— start —
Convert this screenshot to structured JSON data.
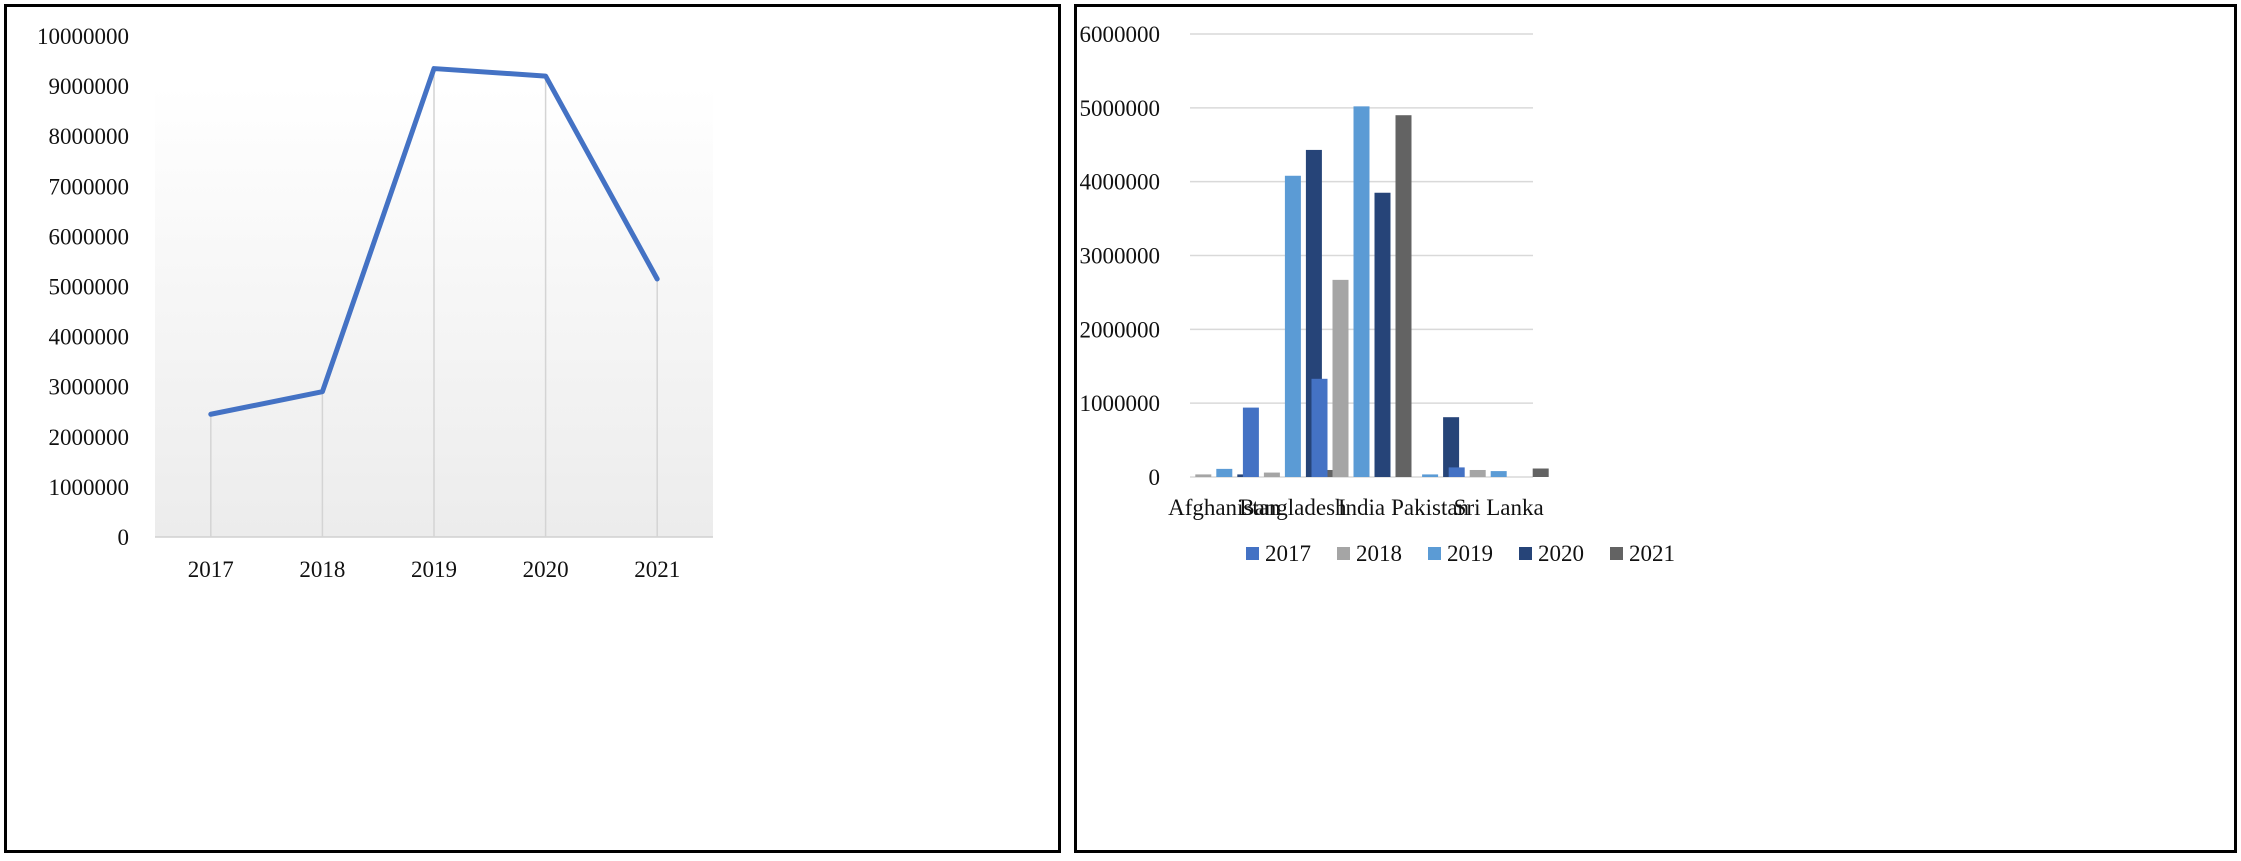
{
  "chart_data": [
    {
      "type": "line",
      "x": [
        "2017",
        "2018",
        "2019",
        "2020",
        "2021"
      ],
      "values": [
        2450000,
        2900000,
        9350000,
        9200000,
        5150000
      ],
      "ylim": [
        0,
        10000000
      ],
      "yticks": [
        "0",
        "1000000",
        "2000000",
        "3000000",
        "4000000",
        "5000000",
        "6000000",
        "7000000",
        "8000000",
        "9000000",
        "10000000"
      ],
      "color": "#4472C4",
      "grid": "vertical"
    },
    {
      "type": "bar",
      "categories": [
        "Afghanistan",
        "Bangladesh",
        "India",
        "Pakistan",
        "Sri Lanka"
      ],
      "series": [
        {
          "name": "2017",
          "color": "#4472C4",
          "values": [
            0,
            940000,
            1330000,
            0,
            130000
          ]
        },
        {
          "name": "2018",
          "color": "#A5A5A5",
          "values": [
            35000,
            60000,
            2670000,
            0,
            95000
          ]
        },
        {
          "name": "2019",
          "color": "#5B9BD5",
          "values": [
            110000,
            4080000,
            5020000,
            35000,
            80000
          ]
        },
        {
          "name": "2020",
          "color": "#264478",
          "values": [
            35000,
            4430000,
            3850000,
            810000,
            0
          ]
        },
        {
          "name": "2021",
          "color": "#636363",
          "values": [
            0,
            95000,
            4900000,
            0,
            115000
          ]
        }
      ],
      "ylim": [
        0,
        6000000
      ],
      "yticks": [
        "0",
        "1000000",
        "2000000",
        "3000000",
        "4000000",
        "5000000",
        "6000000"
      ],
      "grid": "horizontal",
      "legend": "bottom"
    }
  ]
}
— end —
(Problem description):
Pictures in the records above are not copied; print everything else exactly.

(Answer to this exercise):
Convert this screenshot to structured JSON data.
{
  "chart_data": [
    {
      "type": "line",
      "x": [
        "2017",
        "2018",
        "2019",
        "2020",
        "2021"
      ],
      "values": [
        2450000,
        2900000,
        9350000,
        9200000,
        5150000
      ],
      "ylim": [
        0,
        10000000
      ],
      "yticks": [
        "0",
        "1000000",
        "2000000",
        "3000000",
        "4000000",
        "5000000",
        "6000000",
        "7000000",
        "8000000",
        "9000000",
        "10000000"
      ],
      "color": "#4472C4",
      "grid": "vertical"
    },
    {
      "type": "bar",
      "categories": [
        "Afghanistan",
        "Bangladesh",
        "India",
        "Pakistan",
        "Sri Lanka"
      ],
      "series": [
        {
          "name": "2017",
          "color": "#4472C4",
          "values": [
            0,
            940000,
            1330000,
            0,
            130000
          ]
        },
        {
          "name": "2018",
          "color": "#A5A5A5",
          "values": [
            35000,
            60000,
            2670000,
            0,
            95000
          ]
        },
        {
          "name": "2019",
          "color": "#5B9BD5",
          "values": [
            110000,
            4080000,
            5020000,
            35000,
            80000
          ]
        },
        {
          "name": "2020",
          "color": "#264478",
          "values": [
            35000,
            4430000,
            3850000,
            810000,
            0
          ]
        },
        {
          "name": "2021",
          "color": "#636363",
          "values": [
            0,
            95000,
            4900000,
            0,
            115000
          ]
        }
      ],
      "ylim": [
        0,
        6000000
      ],
      "yticks": [
        "0",
        "1000000",
        "2000000",
        "3000000",
        "4000000",
        "5000000",
        "6000000"
      ],
      "grid": "horizontal",
      "legend": "bottom"
    }
  ]
}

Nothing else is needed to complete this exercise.